Input for this task
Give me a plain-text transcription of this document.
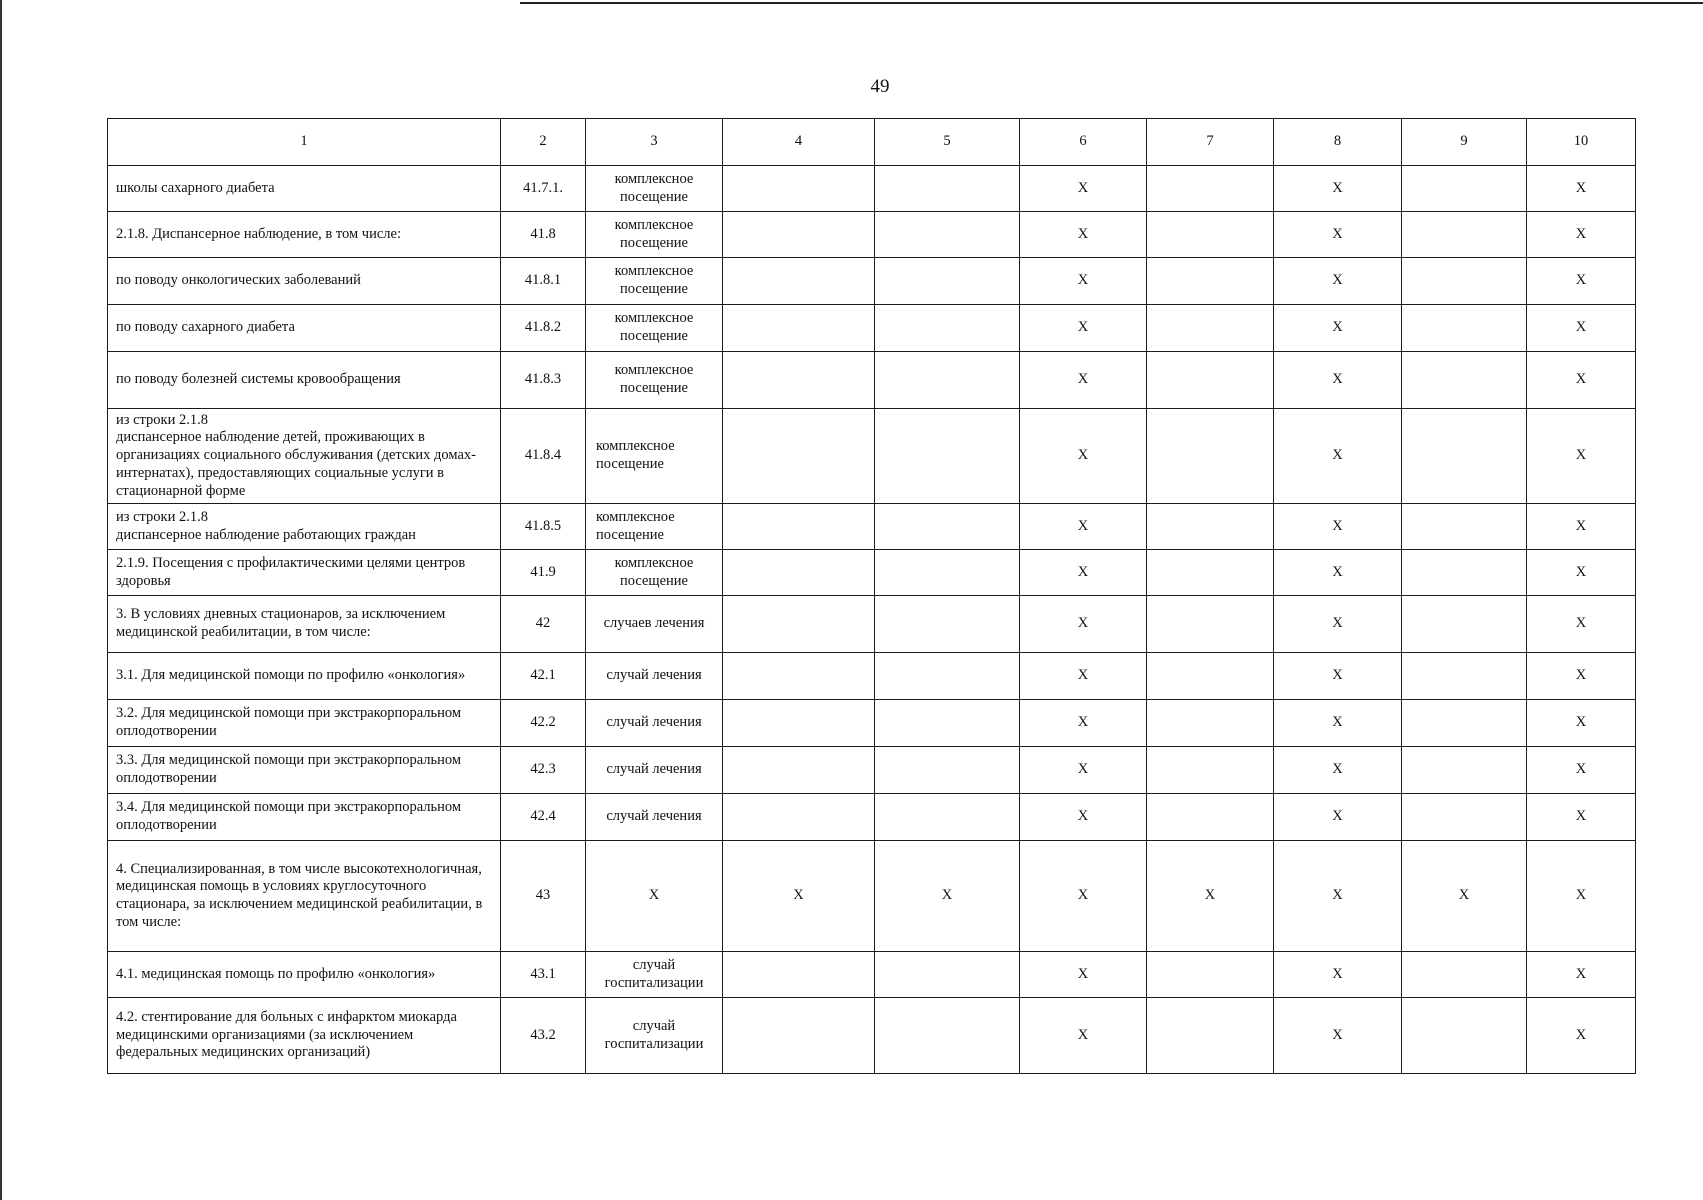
49
1	2	3	4	5	6	7	8	9	10
школы сахарного диабета	41.7.1.	комплексное посещение			X		X		X
2.1.8. Диспансерное наблюдение, в том числе:	41.8	комплексное посещение			X		X		X
по поводу онкологических заболеваний	41.8.1	комплексное посещение			X		X		X
по поводу сахарного диабета	41.8.2	комплексное посещение			X		X		X
по поводу болезней системы кровообращения	41.8.3	комплексное посещение			X		X		X
из строки 2.1.8
диспансерное наблюдение детей, проживающих в организациях социального обслуживания (детских домах-интернатах), предоставляющих социальные услуги в стационарной форме	41.8.4	комплексное посещение			X		X		X
из строки 2.1.8
диспансерное наблюдение работающих граждан	41.8.5	комплексное посещение			X		X		X
2.1.9. Посещения с профилактическими целями центров здоровья	41.9	комплексное посещение			X		X		X
3. В условиях дневных стационаров, за исключением медицинской реабилитации, в том числе:	42	случаев лечения			X		X		X
3.1. Для медицинской помощи по профилю «онкология»	42.1	случай лечения			X		X		X
3.2. Для медицинской помощи при экстракорпоральном оплодотворении	42.2	случай лечения			X		X		X
3.3. Для медицинской помощи при экстракорпоральном оплодотворении	42.3	случай лечения			X		X		X
3.4. Для медицинской помощи при экстракорпоральном оплодотворении	42.4	случай лечения			X		X		X
4. Специализированная, в том числе высокотехнологичная, медицинская помощь в условиях круглосуточного стационара, за исключением медицинской реабилитации, в том числе:	43	X	X	X	X	X	X	X	X
4.1. медицинская помощь по профилю «онкология»	43.1	случай госпитализации			X		X		X
4.2. стентирование для больных с инфарктом миокарда медицинскими организациями (за исключением федеральных медицинских организаций)	43.2	случай госпитализации			X		X		X
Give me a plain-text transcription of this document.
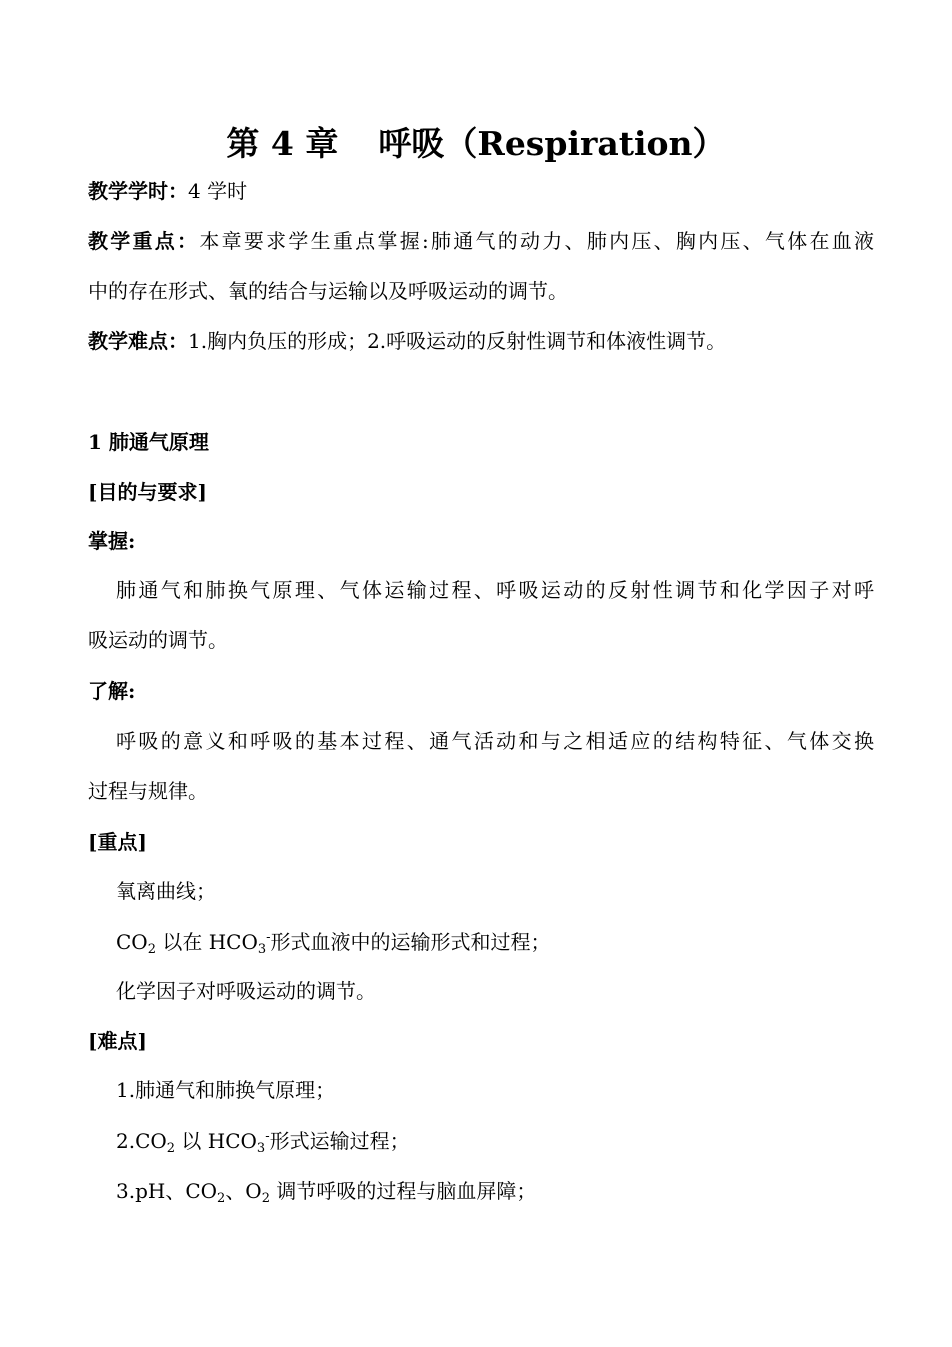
第 4 章 呼吸（Respiration）
教学学时：4 学时
教学重点：本章要求学生重点掌握:肺通气的动力、肺内压、胸内压、气体在血液
中的存在形式、氧的结合与运输以及呼吸运动的调节。
教学难点：1.胸内负压的形成；2.呼吸运动的反射性调节和体液性调节。
1 肺通气原理
[目的与要求]
掌握:
肺通气和肺换气原理、气体运输过程、呼吸运动的反射性调节和化学因子对呼
吸运动的调节。
了解:
呼吸的意义和呼吸的基本过程、通气活动和与之相适应的结构特征、气体交换
过程与规律。
[重点]
氧离曲线；
$CO_2$ 以在 $HCO_3^-$形式血液中的运输形式和过程；
化学因子对呼吸运动的调节。
[难点]
1.肺通气和肺换气原理；
$2.CO_2$ 以 $HCO_3^-$形式运输过程；
3.pH、$CO_2$、$O_2$ 调节呼吸的过程与脑血屏障；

Task details
Pull every line containing "помощь" from the material above.

Expected answer
4. Специализированная, в том числе высокотехнологичная, медицинская помощь в условиях круглосуточного стационара, за исключением медицинской реабилитации, в том числе:	43	X	X	X	X	X	X	X	X
4.1. медицинская помощь по профилю «онкология»	43.1	случай госпитализации			X		X		X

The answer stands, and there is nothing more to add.